— Start of Provided records —

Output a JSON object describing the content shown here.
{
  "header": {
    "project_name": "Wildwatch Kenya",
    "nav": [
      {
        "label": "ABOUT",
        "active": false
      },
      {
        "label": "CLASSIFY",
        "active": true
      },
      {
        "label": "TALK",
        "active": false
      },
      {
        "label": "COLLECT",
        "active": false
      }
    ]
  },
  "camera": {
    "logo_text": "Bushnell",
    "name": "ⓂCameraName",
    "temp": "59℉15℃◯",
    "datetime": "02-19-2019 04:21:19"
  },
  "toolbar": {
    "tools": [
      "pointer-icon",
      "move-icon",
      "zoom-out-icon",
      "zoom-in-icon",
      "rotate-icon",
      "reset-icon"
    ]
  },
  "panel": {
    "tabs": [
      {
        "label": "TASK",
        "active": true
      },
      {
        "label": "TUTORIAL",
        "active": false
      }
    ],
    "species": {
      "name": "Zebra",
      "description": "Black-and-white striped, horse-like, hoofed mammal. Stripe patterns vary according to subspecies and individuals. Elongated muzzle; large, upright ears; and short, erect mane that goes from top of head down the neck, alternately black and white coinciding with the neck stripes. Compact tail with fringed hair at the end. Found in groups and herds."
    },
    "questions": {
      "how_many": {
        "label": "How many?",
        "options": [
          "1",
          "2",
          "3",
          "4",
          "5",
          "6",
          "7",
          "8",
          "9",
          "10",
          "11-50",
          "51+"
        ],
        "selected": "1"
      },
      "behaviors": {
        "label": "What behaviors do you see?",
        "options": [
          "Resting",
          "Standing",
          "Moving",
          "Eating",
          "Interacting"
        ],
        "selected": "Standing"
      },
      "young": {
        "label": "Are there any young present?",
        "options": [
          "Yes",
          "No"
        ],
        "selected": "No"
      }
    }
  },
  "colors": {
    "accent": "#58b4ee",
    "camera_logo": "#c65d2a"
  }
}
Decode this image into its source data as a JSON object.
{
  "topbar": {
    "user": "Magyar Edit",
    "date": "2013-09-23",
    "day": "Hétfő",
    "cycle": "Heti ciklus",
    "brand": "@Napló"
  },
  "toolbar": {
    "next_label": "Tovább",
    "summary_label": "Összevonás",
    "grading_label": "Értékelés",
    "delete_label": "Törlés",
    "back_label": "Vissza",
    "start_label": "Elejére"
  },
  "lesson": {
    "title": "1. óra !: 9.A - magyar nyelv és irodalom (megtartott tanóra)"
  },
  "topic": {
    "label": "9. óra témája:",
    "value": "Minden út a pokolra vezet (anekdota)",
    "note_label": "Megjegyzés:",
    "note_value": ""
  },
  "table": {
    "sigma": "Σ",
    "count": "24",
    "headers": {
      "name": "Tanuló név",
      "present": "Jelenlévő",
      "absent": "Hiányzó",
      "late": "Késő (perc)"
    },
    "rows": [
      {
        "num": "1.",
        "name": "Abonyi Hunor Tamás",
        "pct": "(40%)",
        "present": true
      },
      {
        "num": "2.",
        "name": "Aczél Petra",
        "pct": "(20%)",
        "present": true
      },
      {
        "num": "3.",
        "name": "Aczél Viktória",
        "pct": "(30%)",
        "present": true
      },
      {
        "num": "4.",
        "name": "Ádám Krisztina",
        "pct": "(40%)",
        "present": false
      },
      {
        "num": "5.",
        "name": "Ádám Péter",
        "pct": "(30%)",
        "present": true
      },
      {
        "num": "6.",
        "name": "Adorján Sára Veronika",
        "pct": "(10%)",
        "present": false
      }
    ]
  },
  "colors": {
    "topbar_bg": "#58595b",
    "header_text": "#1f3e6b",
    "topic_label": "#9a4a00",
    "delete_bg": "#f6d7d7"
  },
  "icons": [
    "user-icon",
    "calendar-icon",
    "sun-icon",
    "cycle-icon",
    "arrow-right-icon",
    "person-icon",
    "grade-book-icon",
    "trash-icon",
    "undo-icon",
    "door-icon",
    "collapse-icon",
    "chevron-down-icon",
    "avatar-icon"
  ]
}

— End of Provided records —

— What is required —
Identify the lines above with the word "down". Copy them.

— Solution to this exercise —
      "description": "Black-and-white striped, horse-like, hoofed mammal. Stripe patterns vary according to subspecies and individuals. Elongated muzzle; large, upright ears; and short, erect mane that goes from top of head down the neck, alternately black and white coinciding with the neck stripes. Compact tail with fringed hair at the end. Found in groups and herds."
    "chevron-down-icon",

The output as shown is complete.